**MATERIAL TO PROCESS**:
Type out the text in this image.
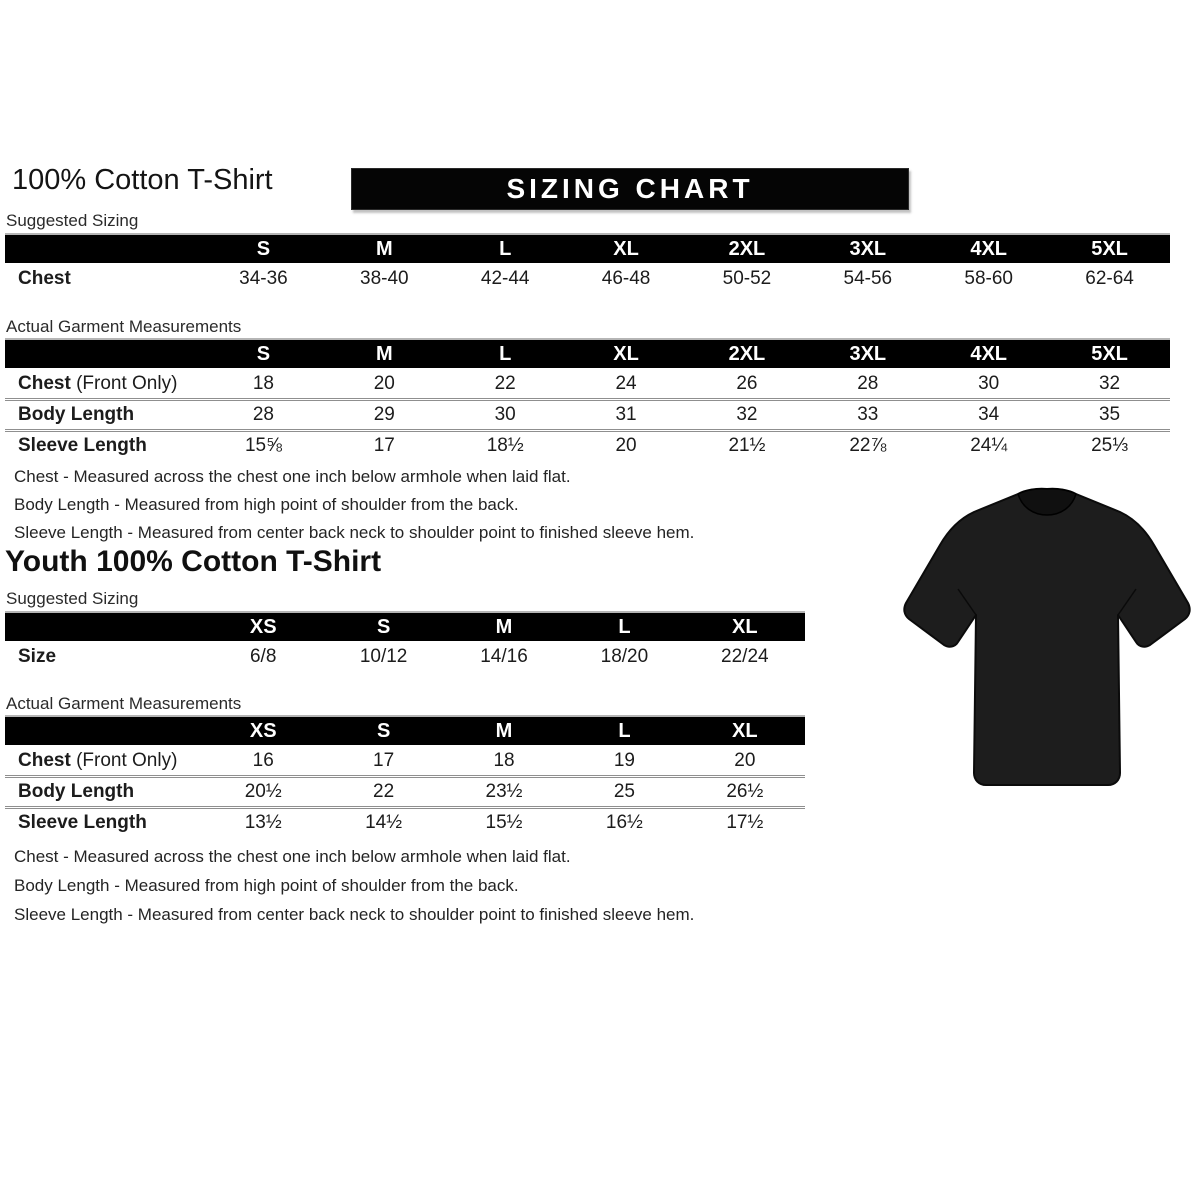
100% Cotton T-Shirt	SIZING CHART
Suggested Sizing
S	M	L	XL	2XL	3XL	4XL	5XL
Chest	34-36	38-40	42-44	46-48	50-52	54-56	58-60	62-64
Actual Garment Measurements
S	M	L	XL	2XL	3XL	4XL	5XL
Chest (Front Only)	18	20	22	24	26	28	30	32
Body Length	28	29	30	31	32	33	34	35
Sleeve Length	15⅝	17	18½	20	21½	22⅞	24¼	25⅓
Chest - Measured across the chest one inch below armhole when laid flat.
Body Length - Measured from high point of shoulder from the back.
Sleeve Length - Measured from center back neck to shoulder point to finished sleeve hem.
Youth 100% Cotton T-Shirt
Suggested Sizing
XS	S	M	L	XL
Size	6/8	10/12	14/16	18/20	22/24
Actual Garment Measurements
XS	S	M	L	XL
Chest (Front Only)	16	17	18	19	20
Body Length	20½	22	23½	25	26½
Sleeve Length	13½	14½	15½	16½	17½
Chest - Measured across the chest one inch below armhole when laid flat.
Body Length - Measured from high point of shoulder from the back.
Sleeve Length - Measured from center back neck to shoulder point to finished sleeve hem.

**PROBLEM TO WORK ON**:
Print the complete listing exactly as it stands, without its pictures.

**TASK ANSWER**:
Type out the text in this image.
100% Cotton T-Shirt	SIZING CHART
Suggested Sizing
S	M	L	XL	2XL	3XL	4XL	5XL
Chest	34-36	38-40	42-44	46-48	50-52	54-56	58-60	62-64
Actual Garment Measurements
S	M	L	XL	2XL	3XL	4XL	5XL
Chest (Front Only)	18	20	22	24	26	28	30	32
Body Length	28	29	30	31	32	33	34	35
Sleeve Length	15⅝	17	18½	20	21½	22⅞	24¼	25⅓
Chest - Measured across the chest one inch below armhole when laid flat.
Body Length - Measured from high point of shoulder from the back.
Sleeve Length - Measured from center back neck to shoulder point to finished sleeve hem.
Youth 100% Cotton T-Shirt
Suggested Sizing
XS	S	M	L	XL
Size	6/8	10/12	14/16	18/20	22/24
Actual Garment Measurements
XS	S	M	L	XL
Chest (Front Only)	16	17	18	19	20
Body Length	20½	22	23½	25	26½
Sleeve Length	13½	14½	15½	16½	17½
Chest - Measured across the chest one inch below armhole when laid flat.
Body Length - Measured from high point of shoulder from the back.
Sleeve Length - Measured from center back neck to shoulder point to finished sleeve hem.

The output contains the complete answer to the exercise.